____ Raw data

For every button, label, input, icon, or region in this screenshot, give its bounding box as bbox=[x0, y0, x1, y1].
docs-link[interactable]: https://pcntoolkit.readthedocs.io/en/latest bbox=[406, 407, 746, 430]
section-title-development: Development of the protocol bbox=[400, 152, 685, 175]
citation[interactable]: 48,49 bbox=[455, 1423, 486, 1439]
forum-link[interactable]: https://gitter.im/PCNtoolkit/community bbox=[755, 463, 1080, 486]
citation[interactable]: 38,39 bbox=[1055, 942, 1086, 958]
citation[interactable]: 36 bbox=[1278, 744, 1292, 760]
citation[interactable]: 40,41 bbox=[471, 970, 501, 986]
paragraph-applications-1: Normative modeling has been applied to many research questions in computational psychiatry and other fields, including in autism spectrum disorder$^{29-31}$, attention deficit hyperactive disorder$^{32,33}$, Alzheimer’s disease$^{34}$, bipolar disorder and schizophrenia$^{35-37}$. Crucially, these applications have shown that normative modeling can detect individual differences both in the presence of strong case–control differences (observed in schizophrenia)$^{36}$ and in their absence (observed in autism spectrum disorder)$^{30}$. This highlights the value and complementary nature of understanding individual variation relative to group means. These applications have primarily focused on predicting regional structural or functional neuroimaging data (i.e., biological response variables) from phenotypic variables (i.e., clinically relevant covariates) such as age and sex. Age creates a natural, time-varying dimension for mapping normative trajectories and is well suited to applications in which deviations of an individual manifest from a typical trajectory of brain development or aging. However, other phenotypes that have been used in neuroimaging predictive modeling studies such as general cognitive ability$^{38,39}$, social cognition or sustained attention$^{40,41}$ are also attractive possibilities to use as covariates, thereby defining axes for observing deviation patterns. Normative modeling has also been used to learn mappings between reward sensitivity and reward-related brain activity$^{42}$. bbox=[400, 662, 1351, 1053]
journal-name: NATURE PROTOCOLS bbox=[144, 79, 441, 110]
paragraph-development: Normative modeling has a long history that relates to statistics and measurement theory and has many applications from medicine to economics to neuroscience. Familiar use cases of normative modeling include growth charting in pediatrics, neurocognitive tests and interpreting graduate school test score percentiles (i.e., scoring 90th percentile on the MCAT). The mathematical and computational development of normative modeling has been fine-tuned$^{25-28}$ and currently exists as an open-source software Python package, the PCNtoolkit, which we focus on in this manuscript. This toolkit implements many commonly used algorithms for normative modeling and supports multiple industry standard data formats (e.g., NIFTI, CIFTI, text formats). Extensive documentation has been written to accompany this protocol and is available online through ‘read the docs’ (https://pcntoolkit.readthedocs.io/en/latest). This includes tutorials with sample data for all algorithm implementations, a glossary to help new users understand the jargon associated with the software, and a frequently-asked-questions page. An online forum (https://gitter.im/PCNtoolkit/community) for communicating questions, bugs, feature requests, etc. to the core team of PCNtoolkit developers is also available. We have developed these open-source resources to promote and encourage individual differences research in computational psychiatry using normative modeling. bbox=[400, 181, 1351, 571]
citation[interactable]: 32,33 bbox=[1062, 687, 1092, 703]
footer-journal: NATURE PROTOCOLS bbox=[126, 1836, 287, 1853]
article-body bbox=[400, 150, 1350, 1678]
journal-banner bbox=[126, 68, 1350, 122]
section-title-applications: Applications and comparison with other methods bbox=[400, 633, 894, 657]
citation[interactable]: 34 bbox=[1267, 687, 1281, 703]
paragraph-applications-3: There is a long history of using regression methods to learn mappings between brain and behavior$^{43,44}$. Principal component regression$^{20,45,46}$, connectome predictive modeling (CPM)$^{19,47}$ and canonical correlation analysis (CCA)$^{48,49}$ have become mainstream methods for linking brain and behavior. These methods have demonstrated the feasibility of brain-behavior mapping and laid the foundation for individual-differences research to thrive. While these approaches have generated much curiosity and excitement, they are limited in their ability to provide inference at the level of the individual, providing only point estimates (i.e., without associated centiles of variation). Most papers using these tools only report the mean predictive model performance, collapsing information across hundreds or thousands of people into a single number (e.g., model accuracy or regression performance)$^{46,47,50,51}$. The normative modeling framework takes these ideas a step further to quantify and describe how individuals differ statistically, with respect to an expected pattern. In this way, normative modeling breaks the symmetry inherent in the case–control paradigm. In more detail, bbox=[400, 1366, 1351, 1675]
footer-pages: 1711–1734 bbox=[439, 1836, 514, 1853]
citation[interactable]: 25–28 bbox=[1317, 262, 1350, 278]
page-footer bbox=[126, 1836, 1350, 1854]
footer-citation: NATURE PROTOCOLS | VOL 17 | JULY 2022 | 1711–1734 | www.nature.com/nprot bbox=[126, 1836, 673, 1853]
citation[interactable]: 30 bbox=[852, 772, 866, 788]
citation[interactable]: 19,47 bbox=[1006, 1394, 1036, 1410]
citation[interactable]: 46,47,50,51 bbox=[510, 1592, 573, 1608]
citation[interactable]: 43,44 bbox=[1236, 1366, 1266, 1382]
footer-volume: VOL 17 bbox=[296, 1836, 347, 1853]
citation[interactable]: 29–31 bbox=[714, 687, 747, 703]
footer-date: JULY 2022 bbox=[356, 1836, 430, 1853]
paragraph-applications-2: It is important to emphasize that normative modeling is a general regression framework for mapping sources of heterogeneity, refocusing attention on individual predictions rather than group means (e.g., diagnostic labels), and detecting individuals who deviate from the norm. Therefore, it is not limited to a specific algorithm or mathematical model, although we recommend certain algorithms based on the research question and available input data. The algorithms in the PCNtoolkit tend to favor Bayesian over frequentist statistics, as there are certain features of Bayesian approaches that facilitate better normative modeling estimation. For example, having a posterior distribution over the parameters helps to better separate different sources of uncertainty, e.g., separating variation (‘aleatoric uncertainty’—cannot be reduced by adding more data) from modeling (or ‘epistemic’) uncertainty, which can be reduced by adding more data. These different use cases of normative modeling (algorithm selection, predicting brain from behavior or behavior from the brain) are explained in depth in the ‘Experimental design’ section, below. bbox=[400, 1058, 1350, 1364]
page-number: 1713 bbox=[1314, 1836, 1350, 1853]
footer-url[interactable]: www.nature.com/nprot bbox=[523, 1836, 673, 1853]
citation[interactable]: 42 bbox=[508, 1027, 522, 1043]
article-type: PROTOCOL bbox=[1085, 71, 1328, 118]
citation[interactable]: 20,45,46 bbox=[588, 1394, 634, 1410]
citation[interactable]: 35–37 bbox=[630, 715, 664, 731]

________
____ Raw data

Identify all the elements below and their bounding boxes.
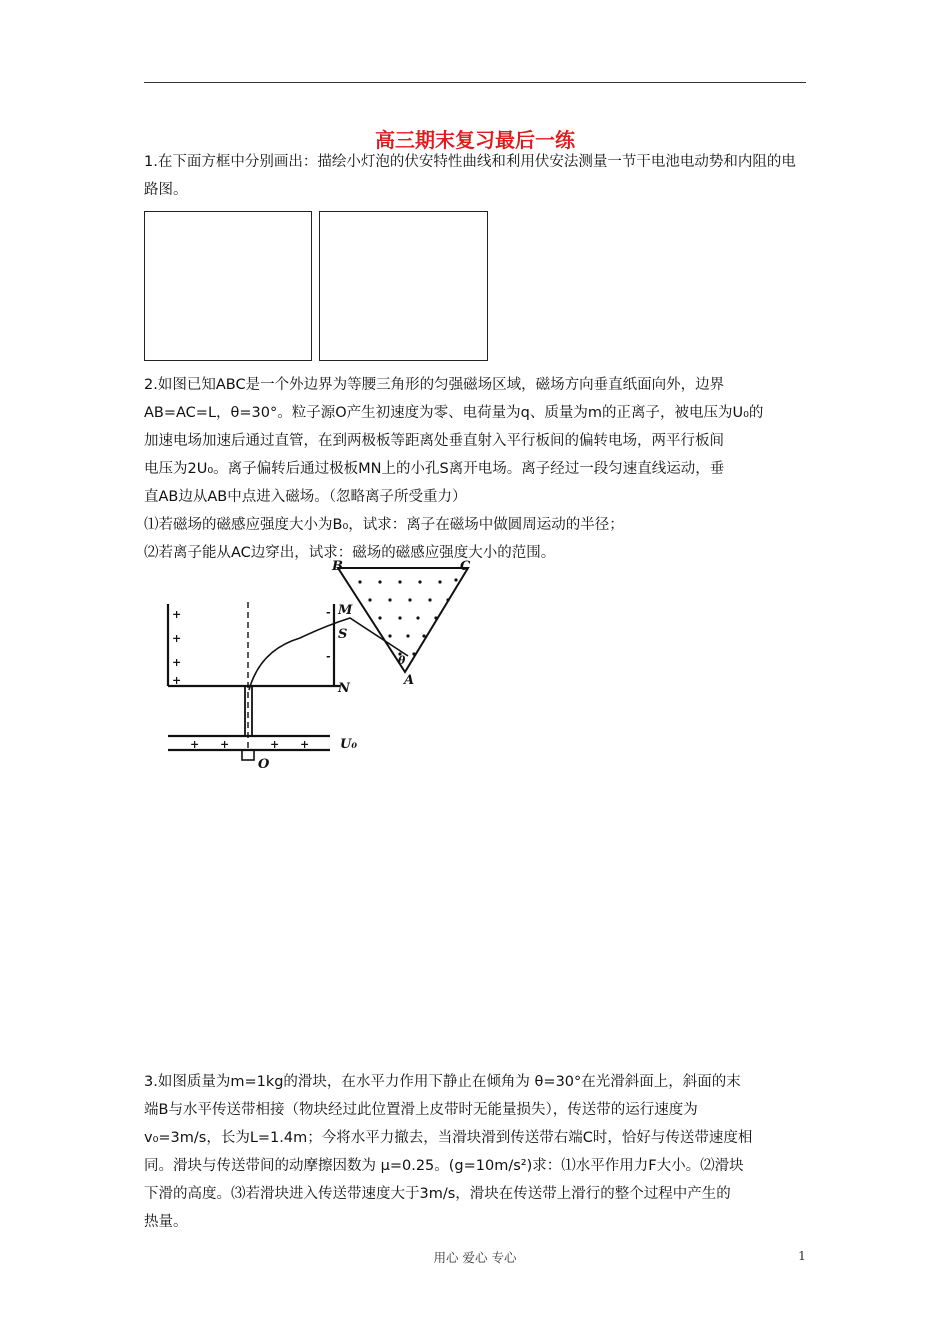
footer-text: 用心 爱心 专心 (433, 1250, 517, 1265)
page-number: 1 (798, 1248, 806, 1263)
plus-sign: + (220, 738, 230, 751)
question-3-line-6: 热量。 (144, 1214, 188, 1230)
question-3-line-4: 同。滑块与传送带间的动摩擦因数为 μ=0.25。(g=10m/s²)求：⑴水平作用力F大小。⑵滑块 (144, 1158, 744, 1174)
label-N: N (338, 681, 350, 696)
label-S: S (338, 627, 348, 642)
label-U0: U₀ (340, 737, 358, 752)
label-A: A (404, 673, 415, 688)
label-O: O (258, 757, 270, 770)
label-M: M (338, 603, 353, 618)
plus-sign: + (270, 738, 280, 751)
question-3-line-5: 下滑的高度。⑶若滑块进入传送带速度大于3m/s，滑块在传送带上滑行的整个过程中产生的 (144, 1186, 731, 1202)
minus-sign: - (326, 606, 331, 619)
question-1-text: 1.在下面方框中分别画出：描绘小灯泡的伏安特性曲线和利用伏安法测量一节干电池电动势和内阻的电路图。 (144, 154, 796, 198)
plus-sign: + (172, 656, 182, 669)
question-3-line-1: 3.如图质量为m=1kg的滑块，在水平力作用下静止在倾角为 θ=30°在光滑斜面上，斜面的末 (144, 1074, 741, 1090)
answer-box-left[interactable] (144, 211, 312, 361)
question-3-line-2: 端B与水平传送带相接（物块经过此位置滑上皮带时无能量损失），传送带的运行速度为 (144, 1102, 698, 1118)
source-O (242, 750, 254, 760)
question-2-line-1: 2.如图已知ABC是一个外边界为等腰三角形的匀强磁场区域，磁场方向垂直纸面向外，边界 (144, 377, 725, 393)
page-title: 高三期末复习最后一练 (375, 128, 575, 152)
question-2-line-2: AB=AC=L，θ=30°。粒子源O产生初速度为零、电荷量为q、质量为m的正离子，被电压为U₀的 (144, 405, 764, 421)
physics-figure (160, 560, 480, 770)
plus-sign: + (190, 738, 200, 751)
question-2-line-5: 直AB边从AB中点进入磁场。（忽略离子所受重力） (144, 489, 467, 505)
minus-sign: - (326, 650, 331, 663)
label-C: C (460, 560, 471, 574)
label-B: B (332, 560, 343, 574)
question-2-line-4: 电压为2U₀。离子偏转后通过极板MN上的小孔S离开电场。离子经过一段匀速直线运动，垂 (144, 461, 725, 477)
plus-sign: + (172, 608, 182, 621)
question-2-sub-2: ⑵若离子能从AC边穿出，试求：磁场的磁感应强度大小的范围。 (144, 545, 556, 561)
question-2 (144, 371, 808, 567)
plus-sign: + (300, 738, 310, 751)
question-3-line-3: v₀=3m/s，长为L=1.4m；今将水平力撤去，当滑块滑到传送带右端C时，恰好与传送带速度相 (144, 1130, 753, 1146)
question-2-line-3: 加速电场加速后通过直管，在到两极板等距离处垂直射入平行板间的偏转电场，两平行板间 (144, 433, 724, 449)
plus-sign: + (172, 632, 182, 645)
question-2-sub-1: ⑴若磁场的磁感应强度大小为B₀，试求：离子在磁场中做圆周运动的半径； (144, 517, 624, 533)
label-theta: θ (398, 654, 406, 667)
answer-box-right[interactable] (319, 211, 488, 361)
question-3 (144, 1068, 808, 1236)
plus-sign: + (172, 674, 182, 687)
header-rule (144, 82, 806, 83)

________
____ Raw data

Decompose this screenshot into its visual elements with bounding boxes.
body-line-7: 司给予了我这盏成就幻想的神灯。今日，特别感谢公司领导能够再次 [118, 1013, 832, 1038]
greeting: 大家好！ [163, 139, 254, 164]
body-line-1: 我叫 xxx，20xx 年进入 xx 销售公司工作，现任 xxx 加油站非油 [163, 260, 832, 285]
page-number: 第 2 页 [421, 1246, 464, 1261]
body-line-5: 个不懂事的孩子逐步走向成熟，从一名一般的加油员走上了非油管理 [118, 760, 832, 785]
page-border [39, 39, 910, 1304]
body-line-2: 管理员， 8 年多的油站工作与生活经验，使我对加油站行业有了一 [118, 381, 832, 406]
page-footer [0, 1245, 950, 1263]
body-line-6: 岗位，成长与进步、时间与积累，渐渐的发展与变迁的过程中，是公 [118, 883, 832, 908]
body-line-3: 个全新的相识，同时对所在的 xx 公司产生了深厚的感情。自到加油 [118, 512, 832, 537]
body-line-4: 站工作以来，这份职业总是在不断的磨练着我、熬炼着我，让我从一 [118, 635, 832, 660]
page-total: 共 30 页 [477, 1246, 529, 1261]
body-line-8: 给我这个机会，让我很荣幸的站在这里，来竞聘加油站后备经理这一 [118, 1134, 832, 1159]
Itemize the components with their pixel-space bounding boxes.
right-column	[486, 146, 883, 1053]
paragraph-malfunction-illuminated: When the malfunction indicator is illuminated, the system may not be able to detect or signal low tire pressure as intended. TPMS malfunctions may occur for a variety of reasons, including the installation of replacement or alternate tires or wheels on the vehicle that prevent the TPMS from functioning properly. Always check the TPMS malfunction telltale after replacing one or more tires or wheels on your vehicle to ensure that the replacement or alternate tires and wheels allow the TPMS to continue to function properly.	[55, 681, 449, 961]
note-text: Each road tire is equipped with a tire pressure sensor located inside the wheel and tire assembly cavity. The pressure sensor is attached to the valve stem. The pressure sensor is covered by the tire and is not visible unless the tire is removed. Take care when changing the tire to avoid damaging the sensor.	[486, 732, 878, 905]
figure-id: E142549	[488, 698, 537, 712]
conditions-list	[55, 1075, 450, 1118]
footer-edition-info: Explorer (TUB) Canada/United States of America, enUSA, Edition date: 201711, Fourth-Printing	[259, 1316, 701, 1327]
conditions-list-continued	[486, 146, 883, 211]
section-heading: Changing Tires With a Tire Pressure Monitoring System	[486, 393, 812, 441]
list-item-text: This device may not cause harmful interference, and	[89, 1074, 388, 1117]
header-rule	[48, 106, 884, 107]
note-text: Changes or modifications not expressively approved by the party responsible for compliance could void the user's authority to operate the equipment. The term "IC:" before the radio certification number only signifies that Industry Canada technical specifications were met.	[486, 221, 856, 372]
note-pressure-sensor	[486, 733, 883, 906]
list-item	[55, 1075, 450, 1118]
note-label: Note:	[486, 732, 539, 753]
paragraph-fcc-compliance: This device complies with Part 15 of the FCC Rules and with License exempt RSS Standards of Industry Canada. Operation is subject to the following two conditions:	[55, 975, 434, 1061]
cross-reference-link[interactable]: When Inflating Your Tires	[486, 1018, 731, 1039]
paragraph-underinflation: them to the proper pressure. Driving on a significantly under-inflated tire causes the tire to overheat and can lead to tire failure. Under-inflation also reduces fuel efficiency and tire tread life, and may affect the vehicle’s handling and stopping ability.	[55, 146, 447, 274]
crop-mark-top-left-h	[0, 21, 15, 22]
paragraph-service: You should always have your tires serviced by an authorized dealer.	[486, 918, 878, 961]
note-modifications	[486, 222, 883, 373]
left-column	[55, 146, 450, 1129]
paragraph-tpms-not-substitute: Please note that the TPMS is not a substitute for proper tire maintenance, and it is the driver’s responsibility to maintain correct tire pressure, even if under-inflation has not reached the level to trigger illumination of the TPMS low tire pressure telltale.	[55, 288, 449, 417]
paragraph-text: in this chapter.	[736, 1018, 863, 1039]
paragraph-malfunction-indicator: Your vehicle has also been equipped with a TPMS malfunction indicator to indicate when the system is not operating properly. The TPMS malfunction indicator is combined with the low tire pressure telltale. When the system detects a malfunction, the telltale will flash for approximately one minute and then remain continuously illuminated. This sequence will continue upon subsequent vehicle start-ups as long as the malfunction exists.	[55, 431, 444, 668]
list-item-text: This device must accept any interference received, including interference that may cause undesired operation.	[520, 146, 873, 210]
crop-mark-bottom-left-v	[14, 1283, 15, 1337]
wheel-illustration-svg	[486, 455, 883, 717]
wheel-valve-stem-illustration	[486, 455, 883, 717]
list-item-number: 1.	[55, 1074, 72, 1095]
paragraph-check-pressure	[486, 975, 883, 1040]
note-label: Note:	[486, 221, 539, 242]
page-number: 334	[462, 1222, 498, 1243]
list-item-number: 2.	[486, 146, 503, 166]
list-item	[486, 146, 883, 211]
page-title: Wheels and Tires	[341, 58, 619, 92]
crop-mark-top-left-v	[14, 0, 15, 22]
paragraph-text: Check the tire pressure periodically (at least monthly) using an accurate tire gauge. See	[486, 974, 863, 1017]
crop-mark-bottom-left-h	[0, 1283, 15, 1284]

________

> [Task statement]: Copy out verbatim the stretch of the records from the line containing "Decompose this screenshot" through the line containing "paragraph-malfunction-illuminated: When the", including both of those lines.

> [Finished answer]:
Decompose this screenshot into its visual elements with bounding boxes.
body-line-7: 司给予了我这盏成就幻想的神灯。今日，特别感谢公司领导能够再次 [118, 1013, 832, 1038]
greeting: 大家好！ [163, 139, 254, 164]
body-line-1: 我叫 xxx，20xx 年进入 xx 销售公司工作，现任 xxx 加油站非油 [163, 260, 832, 285]
page-number: 第 2 页 [421, 1246, 464, 1261]
body-line-5: 个不懂事的孩子逐步走向成熟，从一名一般的加油员走上了非油管理 [118, 760, 832, 785]
page-border [39, 39, 910, 1304]
body-line-2: 管理员， 8 年多的油站工作与生活经验，使我对加油站行业有了一 [118, 381, 832, 406]
page-footer [0, 1245, 950, 1263]
body-line-6: 岗位，成长与进步、时间与积累，渐渐的发展与变迁的过程中，是公 [118, 883, 832, 908]
body-line-3: 个全新的相识，同时对所在的 xx 公司产生了深厚的感情。自到加油 [118, 512, 832, 537]
body-line-4: 站工作以来，这份职业总是在不断的磨练着我、熬炼着我，让我从一 [118, 635, 832, 660]
page-total: 共 30 页 [477, 1246, 529, 1261]
body-line-8: 给我这个机会，让我很荣幸的站在这里，来竞聘加油站后备经理这一 [118, 1134, 832, 1159]
Itemize the components with their pixel-space bounding boxes.
right-column	[486, 146, 883, 1053]
paragraph-malfunction-illuminated: When the malfunction indicator is illuminated, the system may not be able to detect or signal low tire pressure as intended. TPMS malfunctions may occur for a variety of reasons, including the installation of replacement or alternate tires or wheels on the vehicle that prevent the TPMS from functioning properly. Always check the TPMS malfunction telltale after replacing one or more tires or wheels on your vehicle to ensure that the replacement or alternate tires and wheels allow the TPMS to continue to function properly.	[55, 681, 449, 961]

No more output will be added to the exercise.